— Problem statement —
Gather every line in the records below that contains the word "WKHS".

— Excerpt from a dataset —
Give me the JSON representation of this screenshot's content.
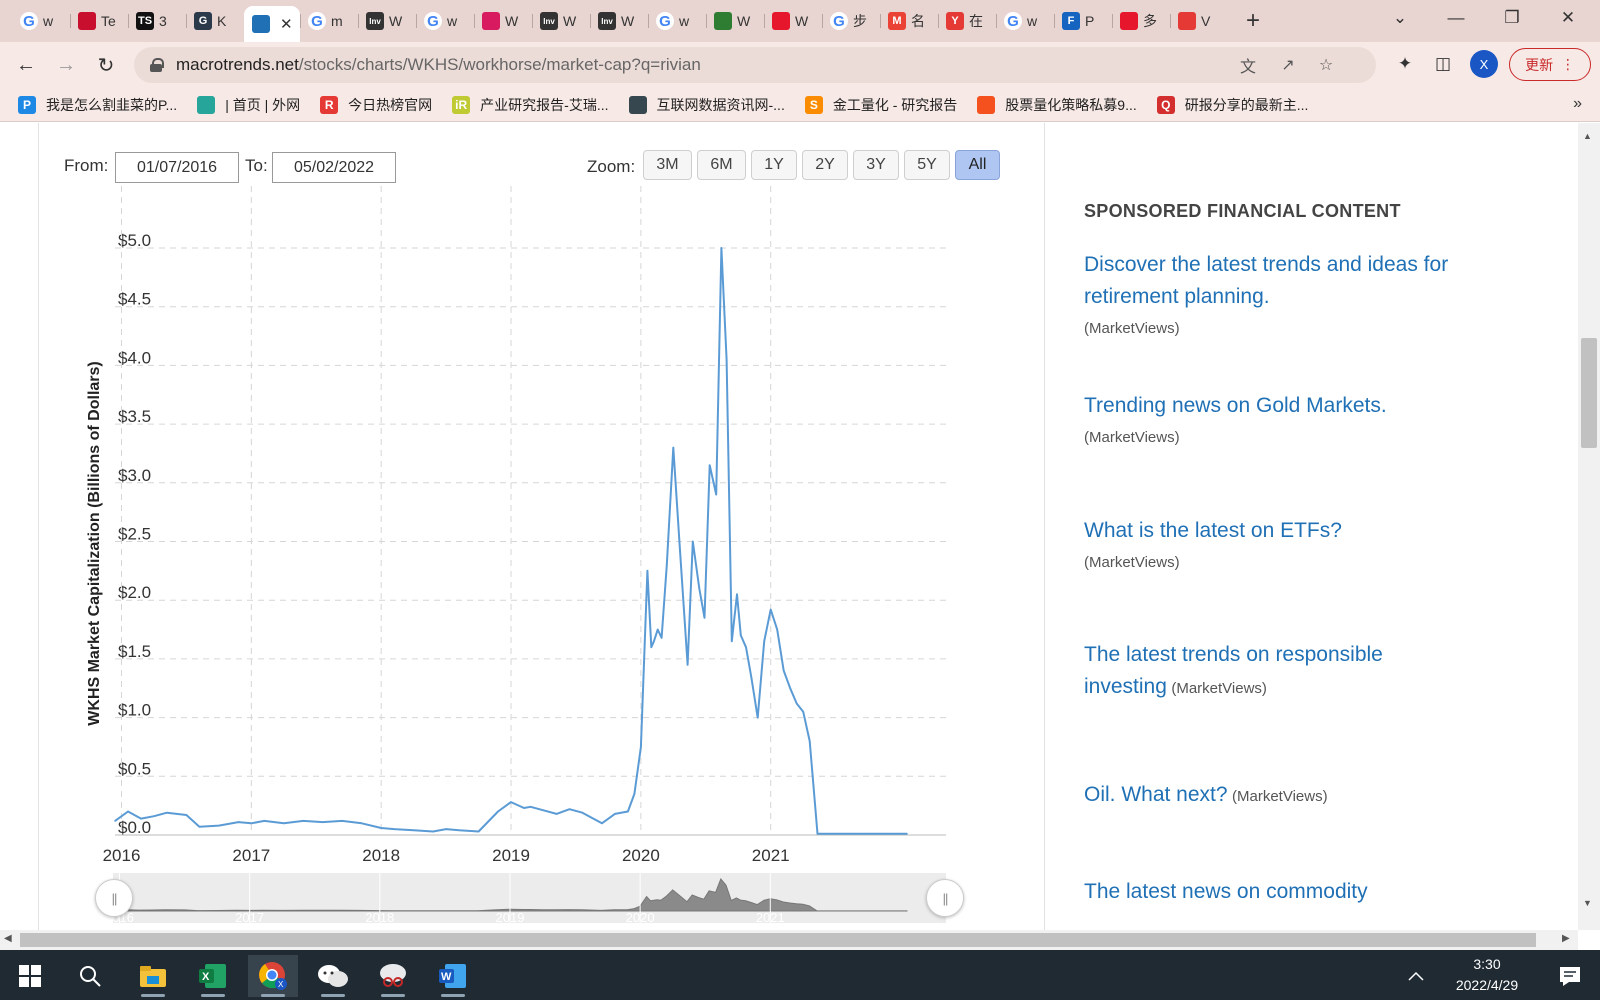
{
  "browser": {
    "tabs": [
      {
        "icon": "google-icon",
        "color": "#4285f4",
        "glyph": "G",
        "title": "w"
      },
      {
        "icon": "flag-icon",
        "color": "#c8102e",
        "glyph": "",
        "title": "Te"
      },
      {
        "icon": "ts-icon",
        "color": "#111111",
        "glyph": "TS",
        "title": "3"
      },
      {
        "icon": "gbz-icon",
        "color": "#2b3a4a",
        "glyph": "G",
        "title": "K"
      },
      {
        "icon": "macrotrends-icon",
        "color": "#1f70b5",
        "glyph": "",
        "title": "",
        "active": true
      },
      {
        "icon": "google-icon",
        "color": "#4285f4",
        "glyph": "G",
        "title": "m"
      },
      {
        "icon": "investing-icon",
        "color": "#333333",
        "glyph": "Inv",
        "title": "W"
      },
      {
        "icon": "google-icon",
        "color": "#4285f4",
        "glyph": "G",
        "title": "w"
      },
      {
        "icon": "bird-icon",
        "color": "#d81b60",
        "glyph": "",
        "title": "W"
      },
      {
        "icon": "investing-icon",
        "color": "#333333",
        "glyph": "Inv",
        "title": "W"
      },
      {
        "icon": "investing-icon",
        "color": "#333333",
        "glyph": "Inv",
        "title": "W"
      },
      {
        "icon": "google-icon",
        "color": "#4285f4",
        "glyph": "G",
        "title": "w"
      },
      {
        "icon": "chart-app-icon",
        "color": "#2e7d32",
        "glyph": "",
        "title": "W"
      },
      {
        "icon": "weibo-icon",
        "color": "#e6162d",
        "glyph": "",
        "title": "W"
      },
      {
        "icon": "google-icon",
        "color": "#4285f4",
        "glyph": "G",
        "title": "步"
      },
      {
        "icon": "gmail-icon",
        "color": "#ea4335",
        "glyph": "M",
        "title": "名"
      },
      {
        "icon": "y-icon",
        "color": "#e53935",
        "glyph": "Y",
        "title": "在"
      },
      {
        "icon": "google-icon",
        "color": "#4285f4",
        "glyph": "G",
        "title": "w"
      },
      {
        "icon": "fe-icon",
        "color": "#1565c0",
        "glyph": "F",
        "title": "P"
      },
      {
        "icon": "weibo-icon",
        "color": "#e6162d",
        "glyph": "",
        "title": "多"
      },
      {
        "icon": "red-app-icon",
        "color": "#e53935",
        "glyph": "",
        "title": "V"
      }
    ],
    "tab_close": "✕",
    "new_tab": "+",
    "url_host": "macrotrends.net",
    "url_path": "/stocks/charts/WKHS/workhorse/market-cap?q=rivian",
    "profile_initial": "X",
    "update_label": "更新",
    "bookmarks": [
      {
        "icon": "p-icon",
        "color": "#1e88e5",
        "glyph": "P",
        "label": "我是怎么割韭菜的P..."
      },
      {
        "icon": "bird-bm-icon",
        "color": "#26a69a",
        "glyph": "",
        "label": "| 首页 | 外网"
      },
      {
        "icon": "r-icon",
        "color": "#e53935",
        "glyph": "R",
        "label": "今日热榜官网"
      },
      {
        "icon": "ir-icon",
        "color": "#c0ca33",
        "glyph": "iR",
        "label": "产业研究报告-艾瑞..."
      },
      {
        "icon": "globe-icon",
        "color": "#37474f",
        "glyph": "",
        "label": "互联网数据资讯网-..."
      },
      {
        "icon": "s-icon",
        "color": "#fb8c00",
        "glyph": "S",
        "label": "金工量化 - 研究报告"
      },
      {
        "icon": "flame-icon",
        "color": "#f4511e",
        "glyph": "",
        "label": "股票量化策略私募9..."
      },
      {
        "icon": "q-icon",
        "color": "#d32f2f",
        "glyph": "Q",
        "label": "研报分享的最新主..."
      }
    ],
    "bookmarks_more": "»"
  },
  "controls": {
    "from_label": "From:",
    "from_value": "01/07/2016",
    "to_label": "To:",
    "to_value": "05/02/2022",
    "zoom_label": "Zoom:",
    "zoom_options": [
      "3M",
      "6M",
      "1Y",
      "2Y",
      "3Y",
      "5Y",
      "All"
    ],
    "zoom_selected": "All"
  },
  "chart_data": {
    "type": "line",
    "title": "",
    "xlabel": "",
    "ylabel": "WKHS Market Capitalization (Billions of Dollars)",
    "ylim": [
      0,
      5
    ],
    "y_ticks": [
      "$0.0",
      "$0.5",
      "$1.0",
      "$1.5",
      "$2.0",
      "$2.5",
      "$3.0",
      "$3.5",
      "$4.0",
      "$4.5",
      "$5.0"
    ],
    "x_ticks": [
      "2016",
      "2017",
      "2018",
      "2019",
      "2020",
      "2021"
    ],
    "grid": true,
    "color": "#5b9bd5",
    "x": [
      2015.95,
      2016.05,
      2016.15,
      2016.25,
      2016.35,
      2016.5,
      2016.6,
      2016.75,
      2016.9,
      2017.0,
      2017.1,
      2017.25,
      2017.4,
      2017.55,
      2017.7,
      2017.85,
      2018.0,
      2018.1,
      2018.25,
      2018.4,
      2018.5,
      2018.6,
      2018.75,
      2018.9,
      2019.0,
      2019.1,
      2019.15,
      2019.25,
      2019.35,
      2019.45,
      2019.55,
      2019.7,
      2019.8,
      2019.9,
      2019.95,
      2020.0,
      2020.05,
      2020.08,
      2020.1,
      2020.13,
      2020.16,
      2020.2,
      2020.25,
      2020.3,
      2020.36,
      2020.4,
      2020.45,
      2020.49,
      2020.53,
      2020.58,
      2020.62,
      2020.66,
      2020.7,
      2020.74,
      2020.77,
      2020.81,
      2020.85,
      2020.9,
      2020.95,
      2021.0,
      2021.05,
      2021.1,
      2021.15,
      2021.2,
      2021.25,
      2021.3,
      2021.36,
      2021.45,
      2021.7,
      2021.95,
      2022.05
    ],
    "values": [
      0.12,
      0.2,
      0.14,
      0.16,
      0.19,
      0.17,
      0.07,
      0.08,
      0.11,
      0.1,
      0.12,
      0.1,
      0.12,
      0.11,
      0.12,
      0.1,
      0.06,
      0.05,
      0.04,
      0.03,
      0.05,
      0.04,
      0.03,
      0.2,
      0.28,
      0.23,
      0.24,
      0.21,
      0.18,
      0.22,
      0.19,
      0.1,
      0.18,
      0.2,
      0.35,
      0.75,
      2.25,
      1.6,
      1.65,
      1.75,
      1.68,
      2.3,
      3.3,
      2.45,
      1.45,
      2.5,
      2.1,
      1.85,
      3.15,
      2.9,
      5.0,
      4.05,
      1.65,
      2.05,
      1.7,
      1.6,
      1.35,
      1.0,
      1.65,
      1.92,
      1.75,
      1.4,
      1.25,
      1.12,
      1.05,
      0.8,
      0.01,
      0.01,
      0.01,
      0.01,
      0.01
    ]
  },
  "navigator": {
    "handle_glyph": "||"
  },
  "sponsored": {
    "heading": "SPONSORED FINANCIAL CONTENT",
    "items": [
      {
        "link": "Discover the latest trends and ideas for retirement planning.",
        "source": "(MarketViews)"
      },
      {
        "link": "Trending news on Gold Markets.",
        "source": "(MarketViews)"
      },
      {
        "link": "What is the latest on ETFs?",
        "source": "(MarketViews)"
      },
      {
        "link": "The latest trends on responsible investing",
        "source": "(MarketViews)"
      },
      {
        "link": "Oil. What next?",
        "source": "(MarketViews)"
      },
      {
        "link": "The latest news on commodity",
        "source": ""
      }
    ]
  },
  "taskbar": {
    "time": "3:30",
    "date": "2022/4/29"
  }
}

— Final answer —
    "url_path": "/stocks/charts/WKHS/workhorse/market-cap?q=rivian",
    "ylabel": "WKHS Market Capitalization (Billions of Dollars)",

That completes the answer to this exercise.